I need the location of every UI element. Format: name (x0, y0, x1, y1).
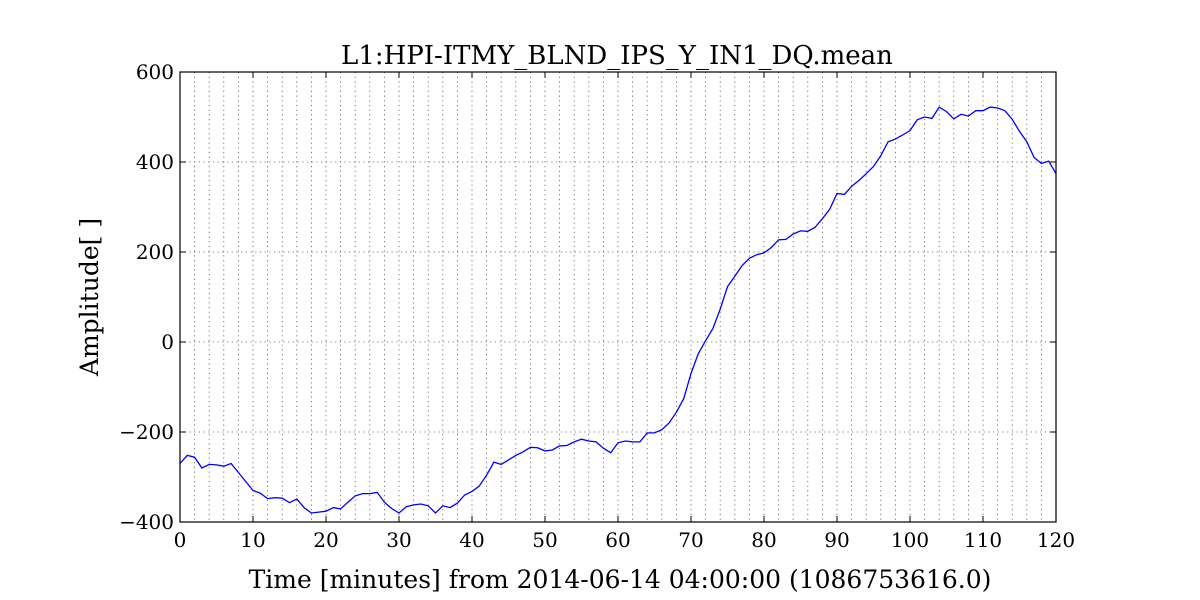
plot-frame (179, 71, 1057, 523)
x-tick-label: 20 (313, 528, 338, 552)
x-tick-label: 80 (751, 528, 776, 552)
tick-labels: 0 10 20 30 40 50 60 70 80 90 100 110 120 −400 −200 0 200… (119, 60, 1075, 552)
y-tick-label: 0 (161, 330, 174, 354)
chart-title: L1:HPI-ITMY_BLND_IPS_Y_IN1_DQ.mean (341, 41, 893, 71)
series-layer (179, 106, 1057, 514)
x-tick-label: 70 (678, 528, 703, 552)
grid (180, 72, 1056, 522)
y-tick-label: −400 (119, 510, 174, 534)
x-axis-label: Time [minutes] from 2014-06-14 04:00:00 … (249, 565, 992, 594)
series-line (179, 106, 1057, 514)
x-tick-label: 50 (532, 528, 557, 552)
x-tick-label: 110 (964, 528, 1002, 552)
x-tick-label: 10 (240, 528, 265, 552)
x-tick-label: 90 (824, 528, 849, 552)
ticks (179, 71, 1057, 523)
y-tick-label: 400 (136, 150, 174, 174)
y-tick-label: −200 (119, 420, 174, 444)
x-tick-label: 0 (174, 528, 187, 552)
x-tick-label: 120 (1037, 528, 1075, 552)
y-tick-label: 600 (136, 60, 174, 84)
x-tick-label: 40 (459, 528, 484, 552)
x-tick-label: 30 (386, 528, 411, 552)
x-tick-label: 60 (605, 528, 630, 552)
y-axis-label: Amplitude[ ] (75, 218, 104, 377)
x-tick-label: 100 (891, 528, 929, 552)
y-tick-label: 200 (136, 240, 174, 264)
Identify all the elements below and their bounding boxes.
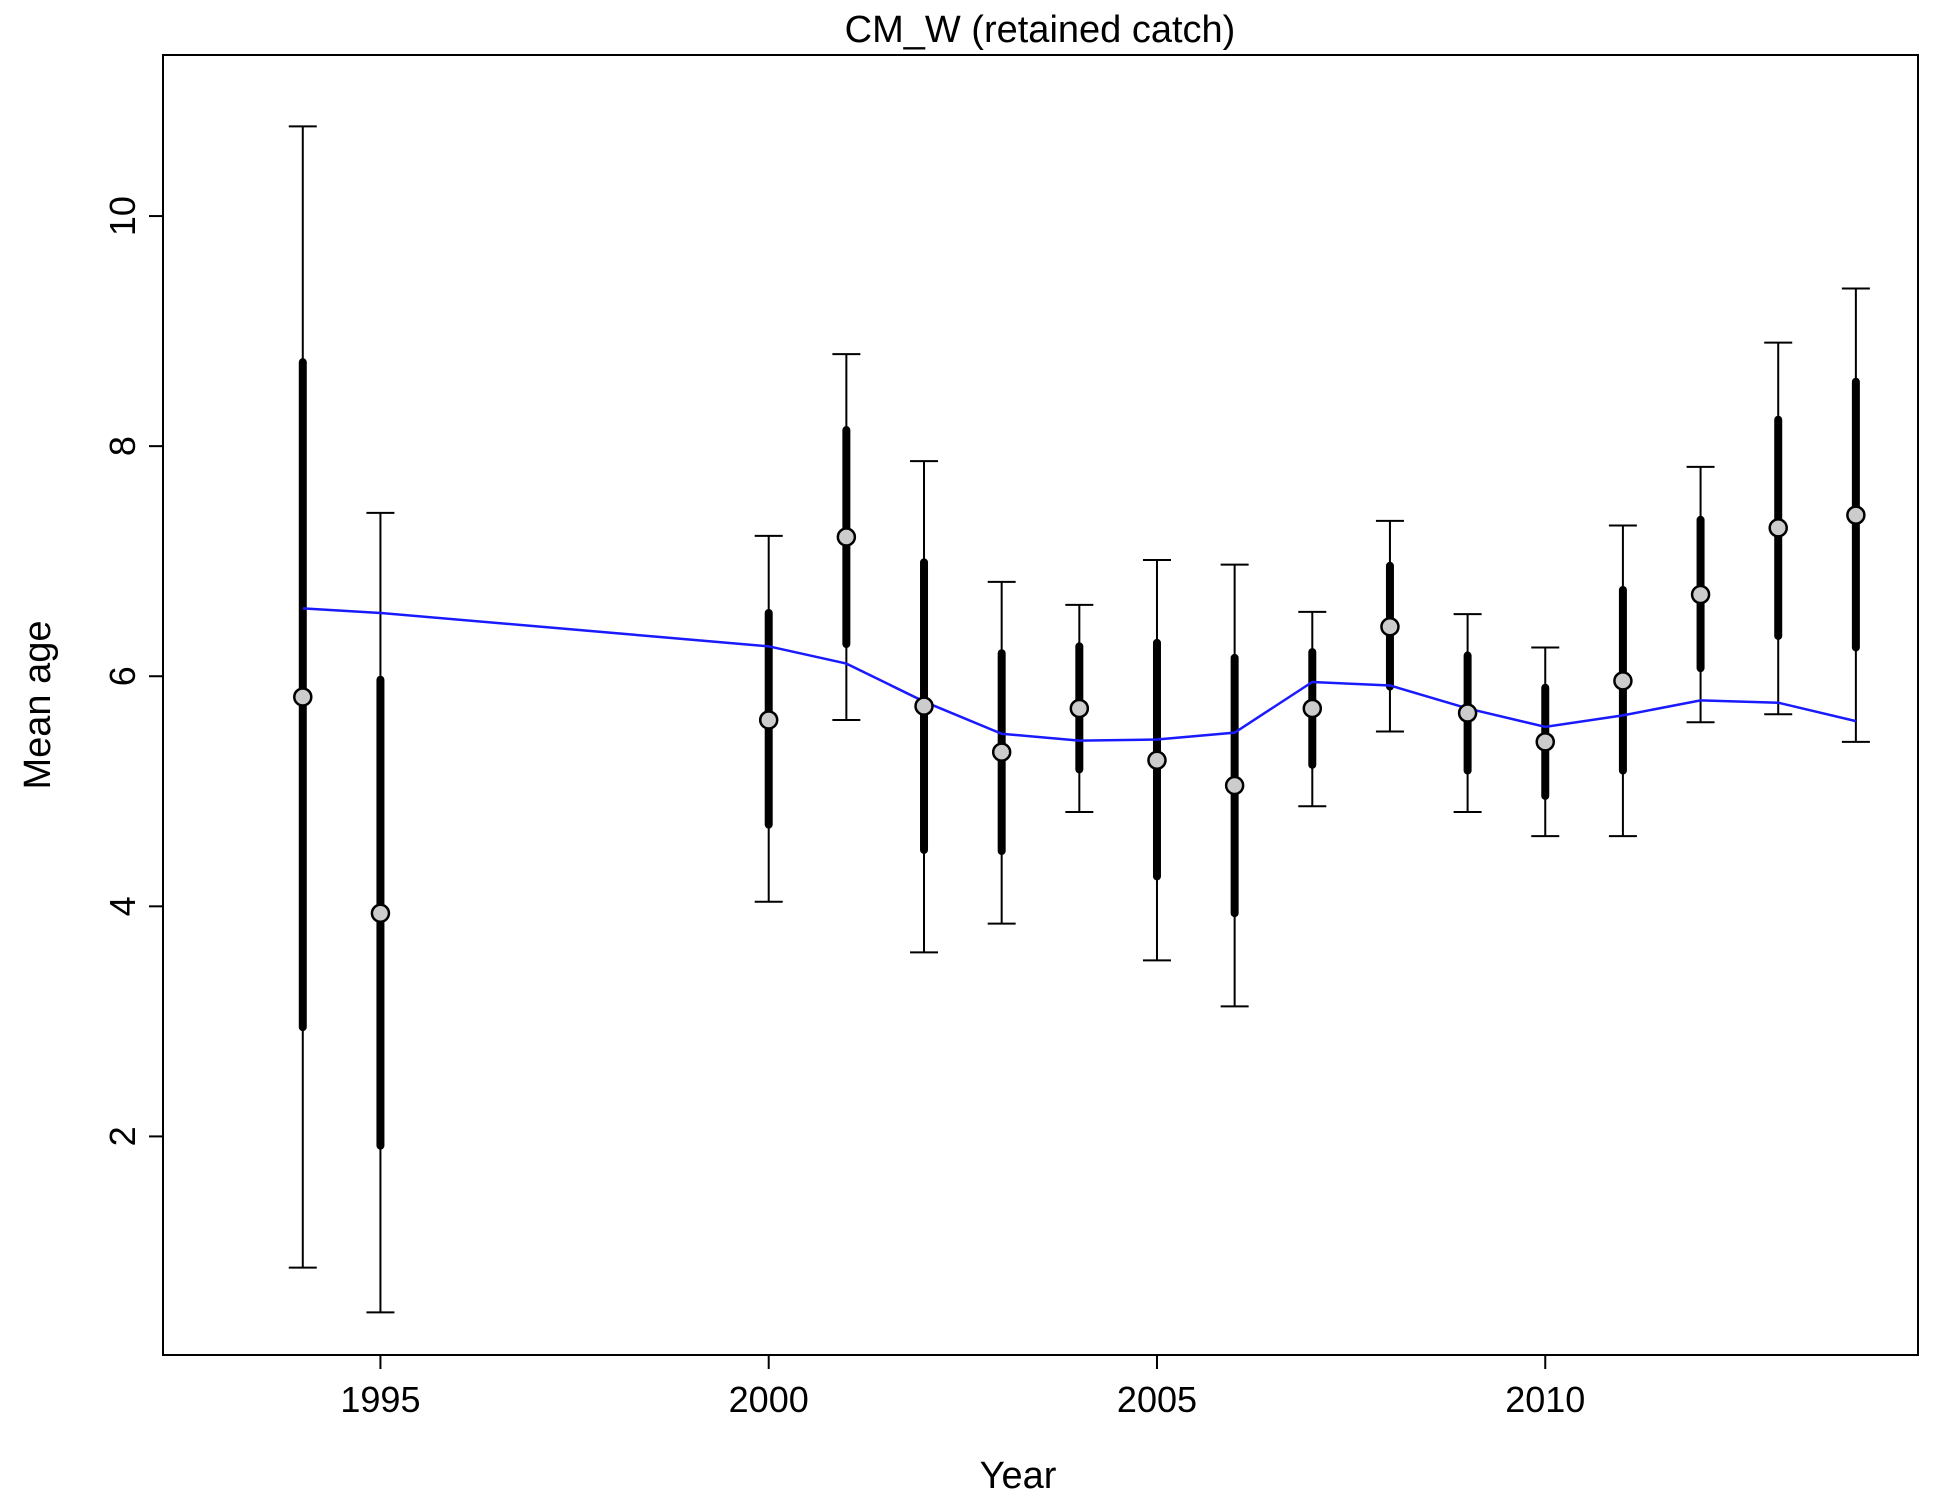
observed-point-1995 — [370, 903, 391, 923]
_ _ _ _ _
Given exercise: Rewrite all the items above with each "x-tick-label" changed to "x-axis-tick" and everything else unchanged. Leave out the pictures.

Output below:
I need the location of every UI element. Format: name (x0, y0, x1, y1).
plot-frame (179, 71, 1057, 523)
x-axis-tick: 20 (313, 528, 338, 552)
x-axis-tick: 80 (751, 528, 776, 552)
tick-labels: 0 10 20 30 40 50 60 70 80 90 100 110 120 −400 −200 0 200… (119, 60, 1075, 552)
y-tick-label: 0 (161, 330, 174, 354)
chart-title: L1:HPI-ITMY_BLND_IPS_Y_IN1_DQ.mean (341, 41, 893, 71)
series-layer (179, 106, 1057, 514)
x-axis-tick: 70 (678, 528, 703, 552)
grid (180, 72, 1056, 522)
y-tick-label: −400 (119, 510, 174, 534)
x-axis-label: Time [minutes] from 2014-06-14 04:00:00 … (249, 565, 992, 594)
series-line (179, 106, 1057, 514)
x-axis-tick: 50 (532, 528, 557, 552)
x-axis-tick: 110 (964, 528, 1002, 552)
x-axis-tick: 10 (240, 528, 265, 552)
x-axis-tick: 90 (824, 528, 849, 552)
ticks (179, 71, 1057, 523)
y-tick-label: 400 (136, 150, 174, 174)
y-tick-label: −200 (119, 420, 174, 444)
x-axis-tick: 0 (174, 528, 187, 552)
x-axis-tick: 120 (1037, 528, 1075, 552)
y-tick-label: 600 (136, 60, 174, 84)
x-axis-tick: 40 (459, 528, 484, 552)
x-axis-tick: 30 (386, 528, 411, 552)
x-axis-tick: 60 (605, 528, 630, 552)
y-axis-label: Amplitude[ ] (75, 218, 104, 377)
x-axis-tick: 100 (891, 528, 929, 552)
y-tick-label: 200 (136, 240, 174, 264)
Identify all the elements below and their bounding boxes.
observed-point-1995 — [370, 903, 391, 923]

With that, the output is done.